# Exercise prompt
Return each line of the entries below that contains the string "distinct".

Box coordinate listings
start

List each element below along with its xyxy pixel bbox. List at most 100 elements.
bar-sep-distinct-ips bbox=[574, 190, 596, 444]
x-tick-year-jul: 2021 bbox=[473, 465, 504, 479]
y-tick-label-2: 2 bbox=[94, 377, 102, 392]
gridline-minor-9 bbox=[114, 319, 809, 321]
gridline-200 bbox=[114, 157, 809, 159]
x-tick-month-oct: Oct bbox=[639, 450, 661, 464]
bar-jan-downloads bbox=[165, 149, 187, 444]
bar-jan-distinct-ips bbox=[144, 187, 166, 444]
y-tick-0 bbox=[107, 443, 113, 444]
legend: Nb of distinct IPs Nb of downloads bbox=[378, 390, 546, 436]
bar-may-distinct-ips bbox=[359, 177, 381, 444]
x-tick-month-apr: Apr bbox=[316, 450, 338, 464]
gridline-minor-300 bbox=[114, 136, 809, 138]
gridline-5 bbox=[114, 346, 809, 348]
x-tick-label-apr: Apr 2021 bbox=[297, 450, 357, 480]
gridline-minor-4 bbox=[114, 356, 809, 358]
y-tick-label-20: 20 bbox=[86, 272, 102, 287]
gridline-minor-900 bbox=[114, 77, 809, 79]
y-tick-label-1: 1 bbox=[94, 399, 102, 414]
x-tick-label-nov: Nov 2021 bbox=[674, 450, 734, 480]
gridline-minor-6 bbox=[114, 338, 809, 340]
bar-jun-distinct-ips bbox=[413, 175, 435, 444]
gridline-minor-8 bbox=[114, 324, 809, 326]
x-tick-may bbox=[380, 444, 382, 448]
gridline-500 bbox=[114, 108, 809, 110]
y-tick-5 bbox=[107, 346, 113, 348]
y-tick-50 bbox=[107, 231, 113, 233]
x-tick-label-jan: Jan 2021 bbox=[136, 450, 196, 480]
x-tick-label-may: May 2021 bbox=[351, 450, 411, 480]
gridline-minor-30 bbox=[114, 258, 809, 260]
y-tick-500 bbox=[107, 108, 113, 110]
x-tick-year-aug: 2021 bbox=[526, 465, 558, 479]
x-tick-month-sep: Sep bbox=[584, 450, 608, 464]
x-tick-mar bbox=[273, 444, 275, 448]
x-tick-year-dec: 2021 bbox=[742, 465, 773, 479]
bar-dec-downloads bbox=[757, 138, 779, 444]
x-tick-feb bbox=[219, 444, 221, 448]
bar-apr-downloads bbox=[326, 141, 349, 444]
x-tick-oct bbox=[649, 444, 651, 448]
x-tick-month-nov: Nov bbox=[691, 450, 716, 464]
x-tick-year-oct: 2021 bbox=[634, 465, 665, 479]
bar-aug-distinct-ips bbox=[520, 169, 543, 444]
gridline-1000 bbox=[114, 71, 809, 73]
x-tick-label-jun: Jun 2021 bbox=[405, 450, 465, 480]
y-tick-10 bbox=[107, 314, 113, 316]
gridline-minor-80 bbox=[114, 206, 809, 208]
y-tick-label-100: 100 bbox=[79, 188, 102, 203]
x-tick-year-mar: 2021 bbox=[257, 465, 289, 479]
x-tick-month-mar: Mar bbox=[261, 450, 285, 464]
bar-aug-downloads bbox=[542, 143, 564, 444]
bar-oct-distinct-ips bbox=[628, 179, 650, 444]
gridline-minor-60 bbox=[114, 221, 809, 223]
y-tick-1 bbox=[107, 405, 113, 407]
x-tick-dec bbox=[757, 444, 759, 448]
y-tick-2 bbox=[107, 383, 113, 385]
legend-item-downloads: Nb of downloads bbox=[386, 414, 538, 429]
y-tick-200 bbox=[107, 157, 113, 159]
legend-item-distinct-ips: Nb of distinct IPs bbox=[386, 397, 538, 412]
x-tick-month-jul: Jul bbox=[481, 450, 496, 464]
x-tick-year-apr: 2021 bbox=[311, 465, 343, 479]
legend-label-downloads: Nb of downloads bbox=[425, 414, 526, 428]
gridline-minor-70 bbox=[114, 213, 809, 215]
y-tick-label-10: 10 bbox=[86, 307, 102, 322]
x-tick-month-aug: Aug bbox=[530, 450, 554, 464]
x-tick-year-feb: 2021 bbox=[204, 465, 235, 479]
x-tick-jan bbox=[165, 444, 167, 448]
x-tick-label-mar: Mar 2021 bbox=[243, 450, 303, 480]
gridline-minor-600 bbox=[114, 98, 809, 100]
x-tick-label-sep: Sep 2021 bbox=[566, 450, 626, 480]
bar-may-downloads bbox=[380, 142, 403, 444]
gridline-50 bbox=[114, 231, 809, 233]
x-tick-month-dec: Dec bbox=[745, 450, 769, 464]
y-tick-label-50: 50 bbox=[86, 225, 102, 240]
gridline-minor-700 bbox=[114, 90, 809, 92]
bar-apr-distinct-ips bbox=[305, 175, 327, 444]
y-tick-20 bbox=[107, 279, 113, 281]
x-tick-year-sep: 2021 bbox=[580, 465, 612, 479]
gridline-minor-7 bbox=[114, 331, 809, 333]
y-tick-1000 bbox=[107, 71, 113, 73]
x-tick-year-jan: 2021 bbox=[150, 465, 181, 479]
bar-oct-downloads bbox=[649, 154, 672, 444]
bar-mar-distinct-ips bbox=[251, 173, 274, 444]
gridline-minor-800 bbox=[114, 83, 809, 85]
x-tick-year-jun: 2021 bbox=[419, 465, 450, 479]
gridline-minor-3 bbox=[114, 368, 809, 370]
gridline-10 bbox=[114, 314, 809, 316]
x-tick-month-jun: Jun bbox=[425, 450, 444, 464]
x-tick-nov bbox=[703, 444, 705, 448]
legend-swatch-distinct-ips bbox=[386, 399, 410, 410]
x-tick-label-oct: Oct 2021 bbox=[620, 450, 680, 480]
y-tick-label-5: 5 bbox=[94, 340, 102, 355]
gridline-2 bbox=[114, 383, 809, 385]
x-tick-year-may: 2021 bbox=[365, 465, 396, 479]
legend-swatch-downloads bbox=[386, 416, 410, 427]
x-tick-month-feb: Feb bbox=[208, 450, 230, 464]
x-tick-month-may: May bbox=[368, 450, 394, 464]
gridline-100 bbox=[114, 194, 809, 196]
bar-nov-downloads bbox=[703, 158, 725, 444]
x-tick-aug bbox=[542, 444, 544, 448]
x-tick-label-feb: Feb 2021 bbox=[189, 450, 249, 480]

end

# Response to this exercise
bar-sep-distinct-ips bbox=[574, 190, 596, 444]
bar-jan-distinct-ips bbox=[144, 187, 166, 444]
legend: Nb of distinct IPs Nb of downloads bbox=[378, 390, 546, 436]
bar-may-distinct-ips bbox=[359, 177, 381, 444]
bar-jun-distinct-ips bbox=[413, 175, 435, 444]
bar-aug-distinct-ips bbox=[520, 169, 543, 444]
bar-oct-distinct-ips bbox=[628, 179, 650, 444]
legend-item-distinct-ips: Nb of distinct IPs bbox=[386, 397, 538, 412]
bar-apr-distinct-ips bbox=[305, 175, 327, 444]
bar-mar-distinct-ips bbox=[251, 173, 274, 444]
legend-swatch-distinct-ips bbox=[386, 399, 410, 410]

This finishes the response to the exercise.